To do — Copy out the records in full, word for word, without pictures.

Records provided —

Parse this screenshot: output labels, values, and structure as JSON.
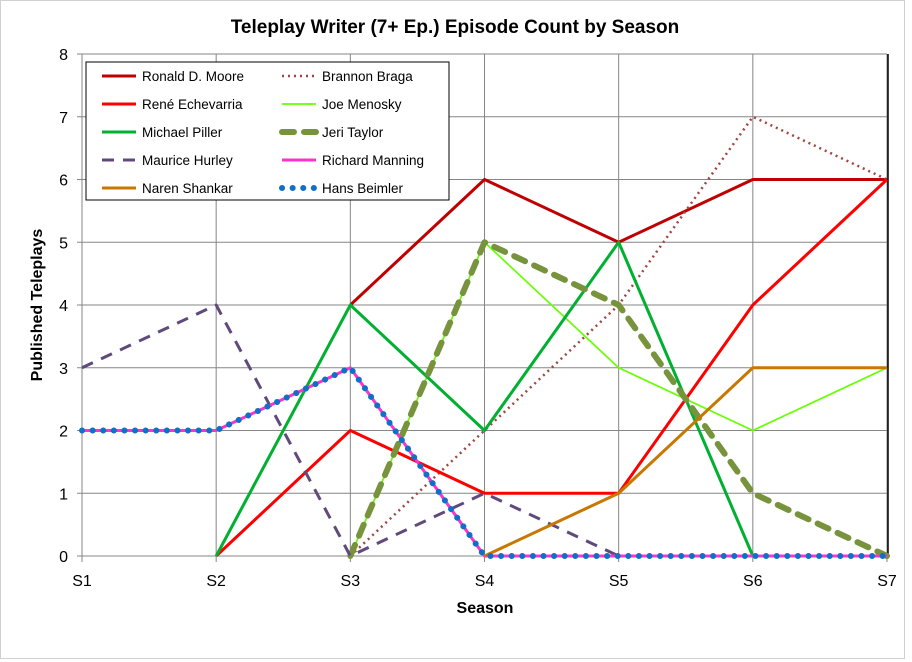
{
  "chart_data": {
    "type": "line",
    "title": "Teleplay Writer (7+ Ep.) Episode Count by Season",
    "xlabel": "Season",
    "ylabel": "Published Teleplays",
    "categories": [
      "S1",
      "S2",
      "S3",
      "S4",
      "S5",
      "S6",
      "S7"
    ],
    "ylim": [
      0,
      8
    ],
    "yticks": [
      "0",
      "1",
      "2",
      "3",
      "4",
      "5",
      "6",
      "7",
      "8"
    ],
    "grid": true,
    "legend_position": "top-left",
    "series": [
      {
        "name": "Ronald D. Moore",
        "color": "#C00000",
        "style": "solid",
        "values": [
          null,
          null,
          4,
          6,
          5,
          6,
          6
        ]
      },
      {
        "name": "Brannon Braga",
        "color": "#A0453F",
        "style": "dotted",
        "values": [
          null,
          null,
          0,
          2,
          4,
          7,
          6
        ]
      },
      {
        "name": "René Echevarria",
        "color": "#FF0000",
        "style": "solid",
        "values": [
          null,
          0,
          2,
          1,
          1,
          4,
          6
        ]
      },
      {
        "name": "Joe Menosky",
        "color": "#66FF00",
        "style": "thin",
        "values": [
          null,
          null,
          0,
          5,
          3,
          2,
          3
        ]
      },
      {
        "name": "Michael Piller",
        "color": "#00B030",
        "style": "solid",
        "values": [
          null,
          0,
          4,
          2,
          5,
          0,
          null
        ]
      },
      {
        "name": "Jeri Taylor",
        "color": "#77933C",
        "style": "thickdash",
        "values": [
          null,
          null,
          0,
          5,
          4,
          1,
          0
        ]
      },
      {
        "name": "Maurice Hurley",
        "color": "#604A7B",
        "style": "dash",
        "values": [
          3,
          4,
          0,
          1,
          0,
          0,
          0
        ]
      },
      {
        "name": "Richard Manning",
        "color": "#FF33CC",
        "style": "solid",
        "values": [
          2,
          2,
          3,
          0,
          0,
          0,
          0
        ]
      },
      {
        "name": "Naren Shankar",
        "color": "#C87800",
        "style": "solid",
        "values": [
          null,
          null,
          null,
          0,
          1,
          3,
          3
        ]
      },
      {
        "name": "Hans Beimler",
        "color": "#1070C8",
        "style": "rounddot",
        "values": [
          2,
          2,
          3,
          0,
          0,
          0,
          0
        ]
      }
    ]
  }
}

Exercise solution —
Parse this screenshot: output labels, values, and structure as JSON.
{
  "chart_data": {
    "type": "line",
    "title": "Teleplay Writer (7+ Ep.) Episode Count by Season",
    "xlabel": "Season",
    "ylabel": "Published Teleplays",
    "categories": [
      "S1",
      "S2",
      "S3",
      "S4",
      "S5",
      "S6",
      "S7"
    ],
    "ylim": [
      0,
      8
    ],
    "yticks": [
      "0",
      "1",
      "2",
      "3",
      "4",
      "5",
      "6",
      "7",
      "8"
    ],
    "grid": true,
    "legend_position": "top-left",
    "series": [
      {
        "name": "Ronald D. Moore",
        "color": "#C00000",
        "style": "solid",
        "values": [
          null,
          null,
          4,
          6,
          5,
          6,
          6
        ]
      },
      {
        "name": "Brannon Braga",
        "color": "#A0453F",
        "style": "dotted",
        "values": [
          null,
          null,
          0,
          2,
          4,
          7,
          6
        ]
      },
      {
        "name": "René Echevarria",
        "color": "#FF0000",
        "style": "solid",
        "values": [
          null,
          0,
          2,
          1,
          1,
          4,
          6
        ]
      },
      {
        "name": "Joe Menosky",
        "color": "#66FF00",
        "style": "thin",
        "values": [
          null,
          null,
          0,
          5,
          3,
          2,
          3
        ]
      },
      {
        "name": "Michael Piller",
        "color": "#00B030",
        "style": "solid",
        "values": [
          null,
          0,
          4,
          2,
          5,
          0,
          null
        ]
      },
      {
        "name": "Jeri Taylor",
        "color": "#77933C",
        "style": "thickdash",
        "values": [
          null,
          null,
          0,
          5,
          4,
          1,
          0
        ]
      },
      {
        "name": "Maurice Hurley",
        "color": "#604A7B",
        "style": "dash",
        "values": [
          3,
          4,
          0,
          1,
          0,
          0,
          0
        ]
      },
      {
        "name": "Richard Manning",
        "color": "#FF33CC",
        "style": "solid",
        "values": [
          2,
          2,
          3,
          0,
          0,
          0,
          0
        ]
      },
      {
        "name": "Naren Shankar",
        "color": "#C87800",
        "style": "solid",
        "values": [
          null,
          null,
          null,
          0,
          1,
          3,
          3
        ]
      },
      {
        "name": "Hans Beimler",
        "color": "#1070C8",
        "style": "rounddot",
        "values": [
          2,
          2,
          3,
          0,
          0,
          0,
          0
        ]
      }
    ]
  }
}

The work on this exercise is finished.